(Data entries)
____

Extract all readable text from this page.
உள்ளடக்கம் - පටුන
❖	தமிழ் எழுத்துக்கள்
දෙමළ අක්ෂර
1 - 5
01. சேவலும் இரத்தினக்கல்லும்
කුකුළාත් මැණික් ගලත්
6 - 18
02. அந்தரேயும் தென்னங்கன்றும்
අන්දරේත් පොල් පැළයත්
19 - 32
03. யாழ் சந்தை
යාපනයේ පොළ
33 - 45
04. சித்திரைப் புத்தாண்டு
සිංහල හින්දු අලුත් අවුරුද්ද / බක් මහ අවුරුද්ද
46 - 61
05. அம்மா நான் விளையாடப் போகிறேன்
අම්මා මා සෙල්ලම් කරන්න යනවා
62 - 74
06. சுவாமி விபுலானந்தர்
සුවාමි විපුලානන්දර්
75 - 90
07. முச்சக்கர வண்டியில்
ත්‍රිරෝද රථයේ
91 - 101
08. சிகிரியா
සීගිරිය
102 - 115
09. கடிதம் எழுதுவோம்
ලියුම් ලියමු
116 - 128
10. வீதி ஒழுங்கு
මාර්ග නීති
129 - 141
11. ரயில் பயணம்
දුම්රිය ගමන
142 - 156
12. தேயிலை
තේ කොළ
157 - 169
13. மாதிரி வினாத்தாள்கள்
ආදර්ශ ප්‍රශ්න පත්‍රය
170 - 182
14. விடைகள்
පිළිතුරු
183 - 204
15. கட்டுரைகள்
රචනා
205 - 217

____

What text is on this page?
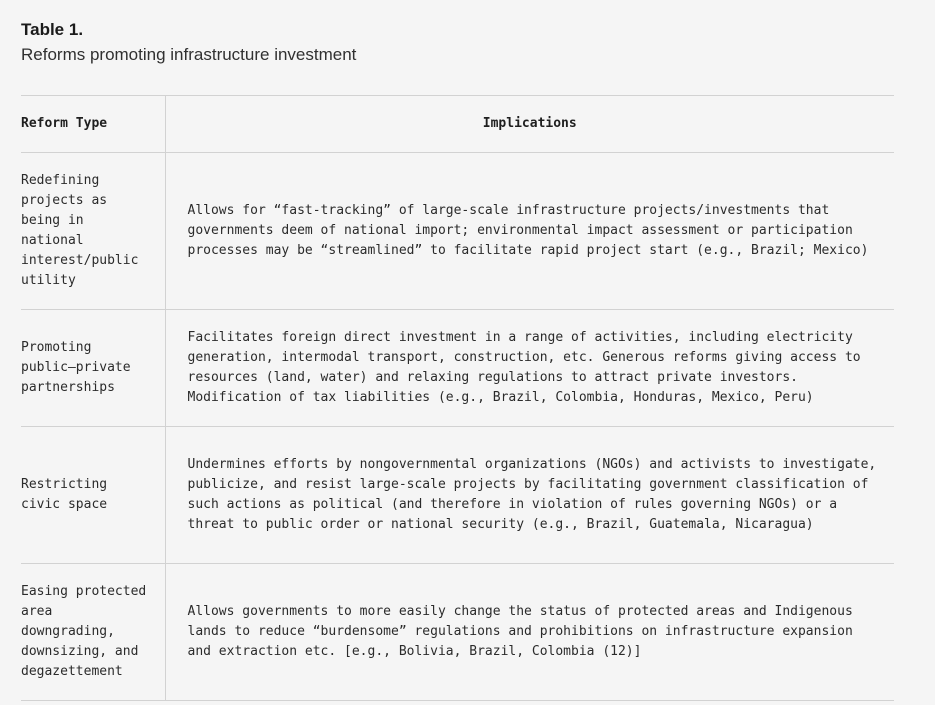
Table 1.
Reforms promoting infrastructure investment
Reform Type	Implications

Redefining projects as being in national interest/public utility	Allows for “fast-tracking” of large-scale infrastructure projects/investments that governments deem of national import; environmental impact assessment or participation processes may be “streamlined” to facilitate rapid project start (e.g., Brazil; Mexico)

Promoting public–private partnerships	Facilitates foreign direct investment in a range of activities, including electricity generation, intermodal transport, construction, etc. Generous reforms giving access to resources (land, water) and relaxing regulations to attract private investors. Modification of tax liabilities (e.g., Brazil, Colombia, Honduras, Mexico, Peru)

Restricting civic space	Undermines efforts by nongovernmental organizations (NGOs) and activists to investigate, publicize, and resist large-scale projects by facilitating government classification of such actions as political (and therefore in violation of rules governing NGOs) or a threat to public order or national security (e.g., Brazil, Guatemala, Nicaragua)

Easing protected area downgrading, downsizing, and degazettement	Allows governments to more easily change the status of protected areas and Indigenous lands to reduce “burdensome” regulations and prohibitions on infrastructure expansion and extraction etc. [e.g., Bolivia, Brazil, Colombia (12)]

____

▶ Task objective:
Answer with one number: how many lines of the entries above include the word "this".

▶ Solution to the exercise:
2